> **RECORD EXCERPTS**

[Begin]

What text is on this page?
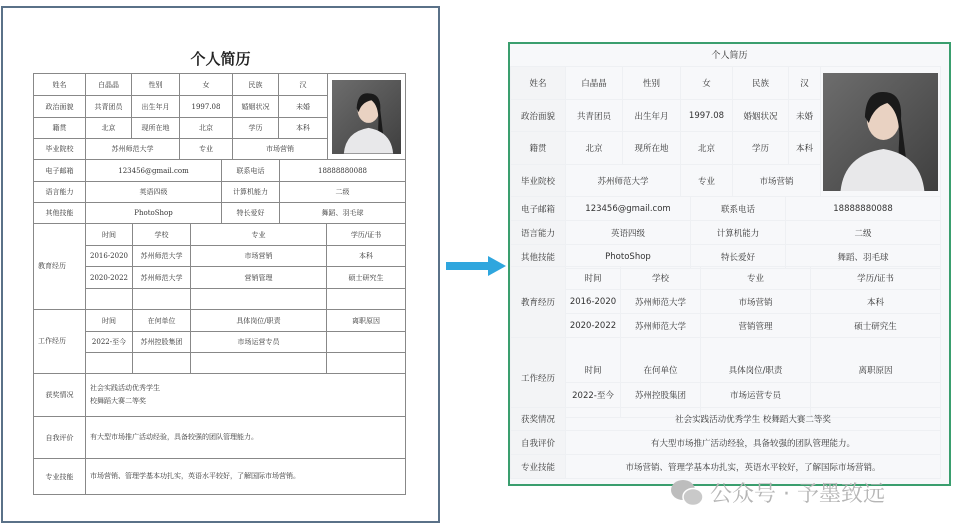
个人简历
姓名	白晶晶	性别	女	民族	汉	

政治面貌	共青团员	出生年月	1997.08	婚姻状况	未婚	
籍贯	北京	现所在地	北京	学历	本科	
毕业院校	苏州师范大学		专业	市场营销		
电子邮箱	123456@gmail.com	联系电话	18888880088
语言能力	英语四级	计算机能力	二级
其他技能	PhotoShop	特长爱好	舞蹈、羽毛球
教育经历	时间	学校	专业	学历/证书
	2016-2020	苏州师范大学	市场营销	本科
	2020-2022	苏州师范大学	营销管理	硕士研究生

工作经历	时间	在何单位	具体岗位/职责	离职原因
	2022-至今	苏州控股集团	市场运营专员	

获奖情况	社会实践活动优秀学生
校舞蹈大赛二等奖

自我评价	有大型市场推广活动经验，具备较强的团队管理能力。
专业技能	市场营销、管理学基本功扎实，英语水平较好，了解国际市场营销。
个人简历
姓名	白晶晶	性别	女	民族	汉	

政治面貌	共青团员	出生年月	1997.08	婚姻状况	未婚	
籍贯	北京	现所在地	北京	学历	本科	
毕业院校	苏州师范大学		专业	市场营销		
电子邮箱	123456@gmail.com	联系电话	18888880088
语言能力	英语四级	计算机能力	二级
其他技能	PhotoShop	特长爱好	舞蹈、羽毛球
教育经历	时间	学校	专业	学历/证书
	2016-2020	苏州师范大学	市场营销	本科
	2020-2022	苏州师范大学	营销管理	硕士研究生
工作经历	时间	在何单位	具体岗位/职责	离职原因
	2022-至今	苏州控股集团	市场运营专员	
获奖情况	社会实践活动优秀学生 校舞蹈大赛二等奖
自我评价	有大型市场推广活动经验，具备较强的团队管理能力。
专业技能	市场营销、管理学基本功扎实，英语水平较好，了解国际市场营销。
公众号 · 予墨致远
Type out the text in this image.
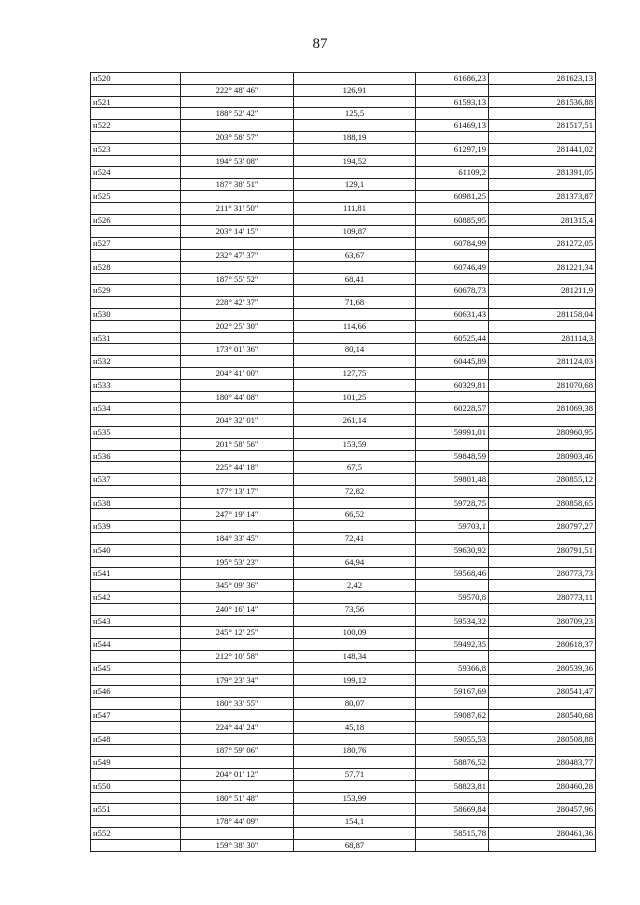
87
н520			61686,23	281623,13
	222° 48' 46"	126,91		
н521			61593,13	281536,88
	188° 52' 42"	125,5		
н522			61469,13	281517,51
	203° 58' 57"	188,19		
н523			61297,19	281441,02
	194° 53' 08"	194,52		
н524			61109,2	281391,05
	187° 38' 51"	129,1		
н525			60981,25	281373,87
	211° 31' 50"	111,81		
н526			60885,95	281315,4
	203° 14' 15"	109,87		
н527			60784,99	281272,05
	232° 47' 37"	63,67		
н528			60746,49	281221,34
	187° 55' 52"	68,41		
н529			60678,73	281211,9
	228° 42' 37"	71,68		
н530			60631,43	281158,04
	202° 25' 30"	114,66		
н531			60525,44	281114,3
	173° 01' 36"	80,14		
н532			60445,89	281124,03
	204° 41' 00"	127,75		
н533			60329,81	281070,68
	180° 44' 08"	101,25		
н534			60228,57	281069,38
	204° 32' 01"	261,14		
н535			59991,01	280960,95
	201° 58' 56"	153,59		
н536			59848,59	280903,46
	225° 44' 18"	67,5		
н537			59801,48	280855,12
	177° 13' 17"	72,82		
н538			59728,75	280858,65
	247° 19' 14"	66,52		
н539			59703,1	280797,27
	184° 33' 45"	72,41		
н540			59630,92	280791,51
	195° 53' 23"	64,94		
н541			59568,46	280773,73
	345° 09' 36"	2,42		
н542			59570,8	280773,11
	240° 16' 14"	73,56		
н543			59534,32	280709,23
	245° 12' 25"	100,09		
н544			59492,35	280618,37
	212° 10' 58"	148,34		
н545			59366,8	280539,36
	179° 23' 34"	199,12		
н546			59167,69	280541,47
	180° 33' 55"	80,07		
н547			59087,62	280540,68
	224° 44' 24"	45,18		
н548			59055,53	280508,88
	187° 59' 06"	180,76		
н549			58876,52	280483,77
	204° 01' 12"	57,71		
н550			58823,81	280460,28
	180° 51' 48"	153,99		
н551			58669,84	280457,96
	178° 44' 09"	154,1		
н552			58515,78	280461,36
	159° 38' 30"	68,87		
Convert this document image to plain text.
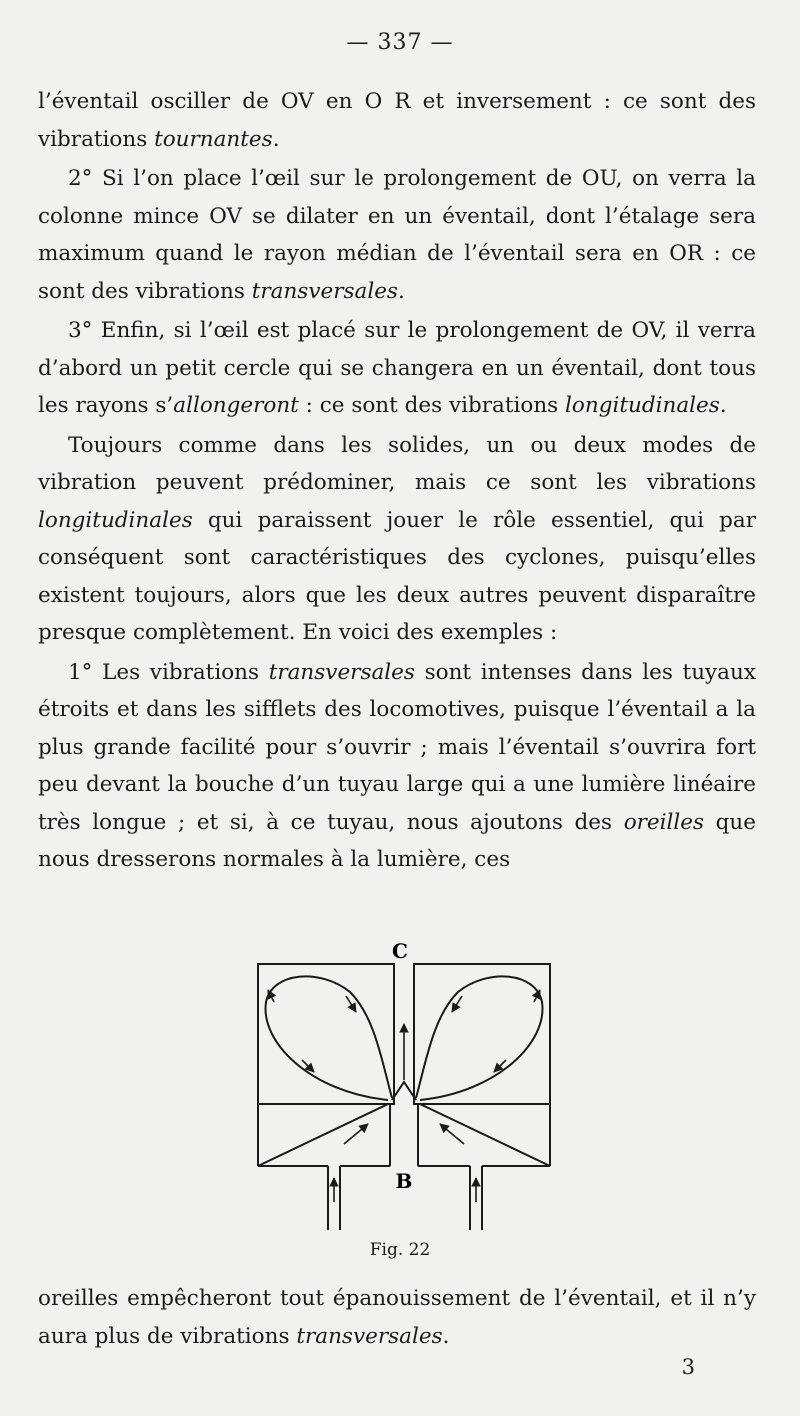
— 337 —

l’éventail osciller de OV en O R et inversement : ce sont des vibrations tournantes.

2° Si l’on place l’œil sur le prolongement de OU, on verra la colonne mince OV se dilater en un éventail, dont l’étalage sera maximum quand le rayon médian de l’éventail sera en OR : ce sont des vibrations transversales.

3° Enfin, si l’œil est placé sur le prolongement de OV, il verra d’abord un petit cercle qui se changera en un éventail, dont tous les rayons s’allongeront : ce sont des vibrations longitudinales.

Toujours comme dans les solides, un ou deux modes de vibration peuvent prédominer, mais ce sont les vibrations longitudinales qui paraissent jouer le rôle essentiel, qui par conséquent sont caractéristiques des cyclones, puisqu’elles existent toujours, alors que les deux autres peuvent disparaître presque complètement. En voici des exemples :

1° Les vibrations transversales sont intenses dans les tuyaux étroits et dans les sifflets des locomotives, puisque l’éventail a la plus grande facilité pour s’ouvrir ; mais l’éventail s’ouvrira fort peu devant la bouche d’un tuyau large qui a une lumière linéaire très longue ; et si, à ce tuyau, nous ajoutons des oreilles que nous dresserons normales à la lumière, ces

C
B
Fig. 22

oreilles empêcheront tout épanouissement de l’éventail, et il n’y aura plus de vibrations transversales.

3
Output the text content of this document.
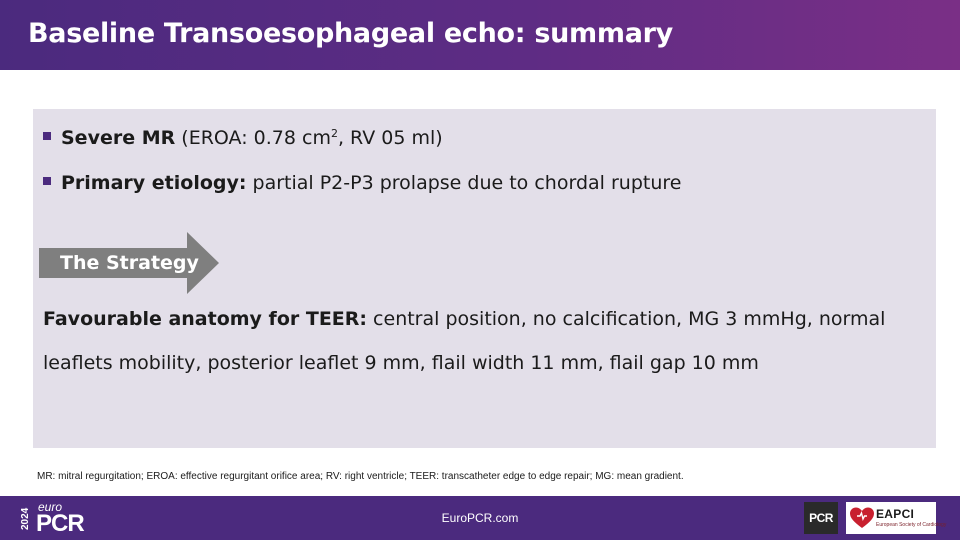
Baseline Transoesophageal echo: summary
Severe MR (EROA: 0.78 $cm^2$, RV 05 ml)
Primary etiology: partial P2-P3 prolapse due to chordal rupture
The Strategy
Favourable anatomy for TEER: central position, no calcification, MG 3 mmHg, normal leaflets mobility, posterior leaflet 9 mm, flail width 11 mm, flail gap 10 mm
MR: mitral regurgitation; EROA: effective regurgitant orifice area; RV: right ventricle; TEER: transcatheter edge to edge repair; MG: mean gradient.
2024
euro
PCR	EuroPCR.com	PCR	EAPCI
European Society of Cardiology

[End]
[Begin]

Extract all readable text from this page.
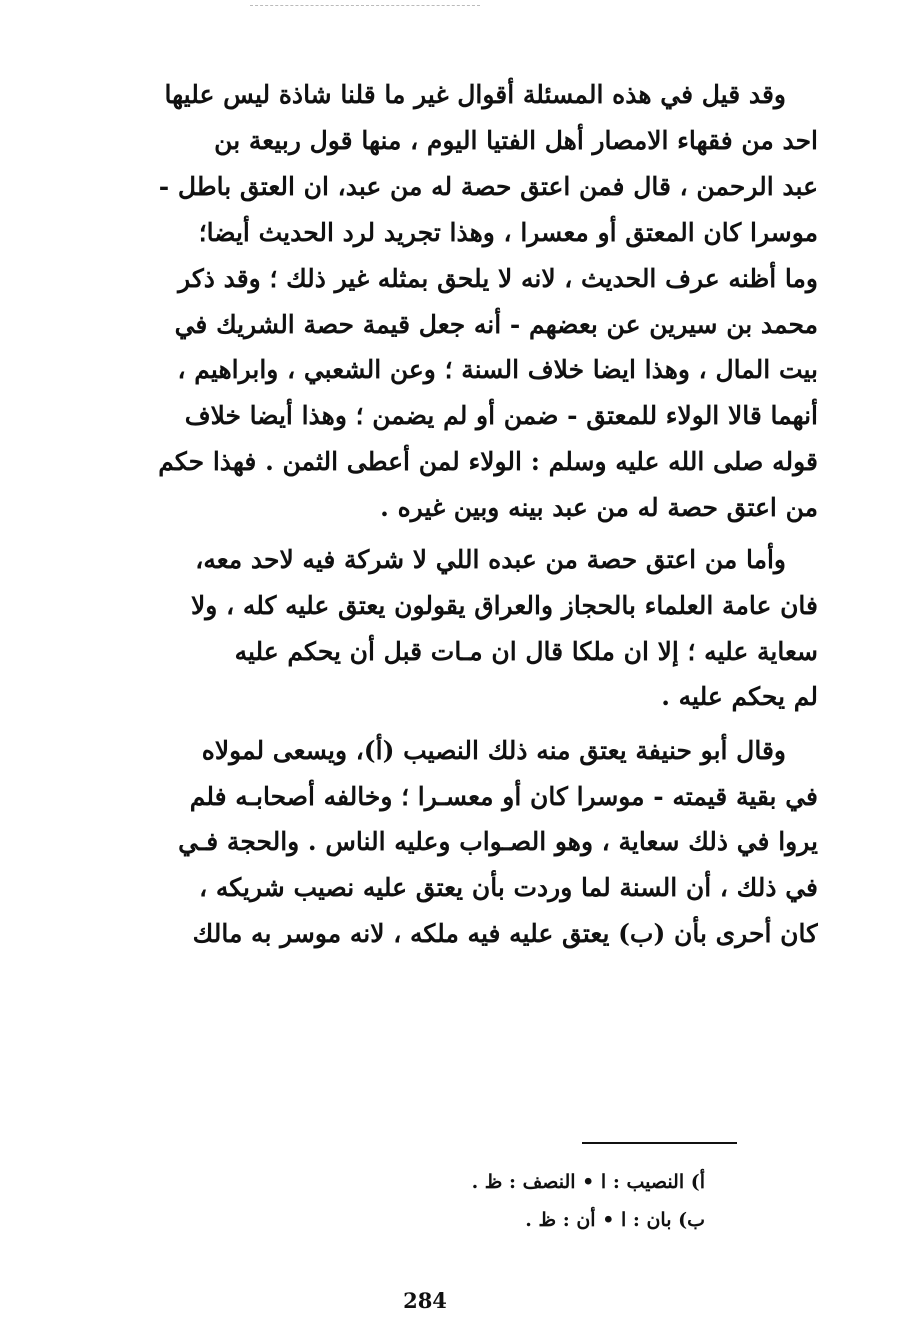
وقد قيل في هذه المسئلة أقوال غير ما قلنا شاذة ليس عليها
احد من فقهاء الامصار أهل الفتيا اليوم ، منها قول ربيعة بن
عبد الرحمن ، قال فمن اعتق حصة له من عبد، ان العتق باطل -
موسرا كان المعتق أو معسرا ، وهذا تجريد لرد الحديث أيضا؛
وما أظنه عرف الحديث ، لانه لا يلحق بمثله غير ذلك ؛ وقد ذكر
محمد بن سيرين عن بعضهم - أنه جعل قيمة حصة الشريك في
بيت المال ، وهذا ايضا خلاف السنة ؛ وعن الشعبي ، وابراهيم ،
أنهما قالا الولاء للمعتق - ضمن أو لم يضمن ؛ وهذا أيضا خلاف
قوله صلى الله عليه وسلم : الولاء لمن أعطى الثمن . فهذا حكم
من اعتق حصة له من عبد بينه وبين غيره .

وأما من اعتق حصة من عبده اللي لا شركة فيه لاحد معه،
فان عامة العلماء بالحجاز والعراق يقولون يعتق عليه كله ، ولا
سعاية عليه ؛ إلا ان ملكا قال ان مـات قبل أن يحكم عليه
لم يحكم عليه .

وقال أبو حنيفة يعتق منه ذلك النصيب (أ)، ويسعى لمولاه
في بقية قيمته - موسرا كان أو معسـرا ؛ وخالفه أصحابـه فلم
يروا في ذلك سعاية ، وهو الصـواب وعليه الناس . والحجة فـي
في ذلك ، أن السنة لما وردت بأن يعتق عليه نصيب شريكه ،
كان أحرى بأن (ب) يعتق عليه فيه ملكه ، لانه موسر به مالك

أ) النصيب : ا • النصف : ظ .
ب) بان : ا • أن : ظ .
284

[End]
[Begin]

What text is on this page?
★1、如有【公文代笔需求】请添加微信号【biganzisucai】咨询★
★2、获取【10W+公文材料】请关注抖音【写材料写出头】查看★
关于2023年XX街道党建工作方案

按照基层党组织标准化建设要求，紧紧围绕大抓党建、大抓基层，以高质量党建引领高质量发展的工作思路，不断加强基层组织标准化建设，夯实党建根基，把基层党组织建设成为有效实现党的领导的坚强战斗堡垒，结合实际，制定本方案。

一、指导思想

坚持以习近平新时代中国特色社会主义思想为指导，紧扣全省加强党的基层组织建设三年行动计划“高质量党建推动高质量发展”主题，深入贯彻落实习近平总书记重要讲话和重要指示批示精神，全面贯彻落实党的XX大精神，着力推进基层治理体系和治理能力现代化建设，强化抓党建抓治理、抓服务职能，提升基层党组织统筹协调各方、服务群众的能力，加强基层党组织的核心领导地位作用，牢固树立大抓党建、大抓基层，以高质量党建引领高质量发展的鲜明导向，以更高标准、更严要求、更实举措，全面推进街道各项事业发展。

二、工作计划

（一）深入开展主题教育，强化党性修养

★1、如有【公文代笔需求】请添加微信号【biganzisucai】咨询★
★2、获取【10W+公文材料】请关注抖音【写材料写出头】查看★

[End]

In the listing above, how many lines include the word "校舞蹈大赛二等奖"? Answer with the number and nothing more.

> **PROBLEM SOLUTION**
2